*EXERCISE TASK*: All the data should come back exactly as it was given.

*TASK MATERIAL*:

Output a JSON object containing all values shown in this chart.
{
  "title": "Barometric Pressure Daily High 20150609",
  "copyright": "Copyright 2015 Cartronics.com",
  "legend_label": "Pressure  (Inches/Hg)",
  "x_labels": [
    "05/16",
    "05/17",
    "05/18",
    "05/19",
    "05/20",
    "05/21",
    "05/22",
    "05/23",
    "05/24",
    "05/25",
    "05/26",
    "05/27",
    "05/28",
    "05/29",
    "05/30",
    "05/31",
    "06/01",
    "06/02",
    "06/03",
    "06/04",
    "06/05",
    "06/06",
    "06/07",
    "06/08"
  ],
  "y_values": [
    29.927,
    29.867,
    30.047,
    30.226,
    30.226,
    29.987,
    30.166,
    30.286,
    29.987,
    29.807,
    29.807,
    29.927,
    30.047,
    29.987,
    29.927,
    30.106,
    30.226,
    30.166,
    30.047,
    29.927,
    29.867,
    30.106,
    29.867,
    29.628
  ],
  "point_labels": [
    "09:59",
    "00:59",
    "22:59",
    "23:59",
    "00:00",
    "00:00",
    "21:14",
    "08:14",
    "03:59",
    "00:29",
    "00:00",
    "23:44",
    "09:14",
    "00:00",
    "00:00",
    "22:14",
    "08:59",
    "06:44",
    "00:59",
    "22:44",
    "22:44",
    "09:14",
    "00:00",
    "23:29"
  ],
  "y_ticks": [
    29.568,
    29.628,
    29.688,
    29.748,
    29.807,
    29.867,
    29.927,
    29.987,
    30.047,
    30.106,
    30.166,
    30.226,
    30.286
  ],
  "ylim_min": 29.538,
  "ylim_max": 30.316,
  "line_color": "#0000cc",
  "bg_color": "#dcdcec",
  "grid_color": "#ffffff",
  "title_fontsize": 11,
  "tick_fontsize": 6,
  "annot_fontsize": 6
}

*THE COMPLETED TASK*:
Output a JSON object containing all values shown in this chart.
{
  "title": "Barometric Pressure Daily High 20150609",
  "copyright": "Copyright 2015 Cartronics.com",
  "legend_label": "Pressure  (Inches/Hg)",
  "x_labels": [
    "05/16",
    "05/17",
    "05/18",
    "05/19",
    "05/20",
    "05/21",
    "05/22",
    "05/23",
    "05/24",
    "05/25",
    "05/26",
    "05/27",
    "05/28",
    "05/29",
    "05/30",
    "05/31",
    "06/01",
    "06/02",
    "06/03",
    "06/04",
    "06/05",
    "06/06",
    "06/07",
    "06/08"
  ],
  "y_values": [
    29.927,
    29.867,
    30.047,
    30.226,
    30.226,
    29.987,
    30.166,
    30.286,
    29.987,
    29.807,
    29.807,
    29.927,
    30.047,
    29.987,
    29.927,
    30.106,
    30.226,
    30.166,
    30.047,
    29.927,
    29.867,
    30.106,
    29.867,
    29.628
  ],
  "point_labels": [
    "09:59",
    "00:59",
    "22:59",
    "23:59",
    "00:00",
    "00:00",
    "21:14",
    "08:14",
    "03:59",
    "00:29",
    "00:00",
    "23:44",
    "09:14",
    "00:00",
    "00:00",
    "22:14",
    "08:59",
    "06:44",
    "00:59",
    "22:44",
    "22:44",
    "09:14",
    "00:00",
    "23:29"
  ],
  "y_ticks": [
    29.568,
    29.628,
    29.688,
    29.748,
    29.807,
    29.867,
    29.927,
    29.987,
    30.047,
    30.106,
    30.166,
    30.226,
    30.286
  ],
  "ylim_min": 29.538,
  "ylim_max": 30.316,
  "line_color": "#0000cc",
  "bg_color": "#dcdcec",
  "grid_color": "#ffffff",
  "title_fontsize": 11,
  "tick_fontsize": 6,
  "annot_fontsize": 6
}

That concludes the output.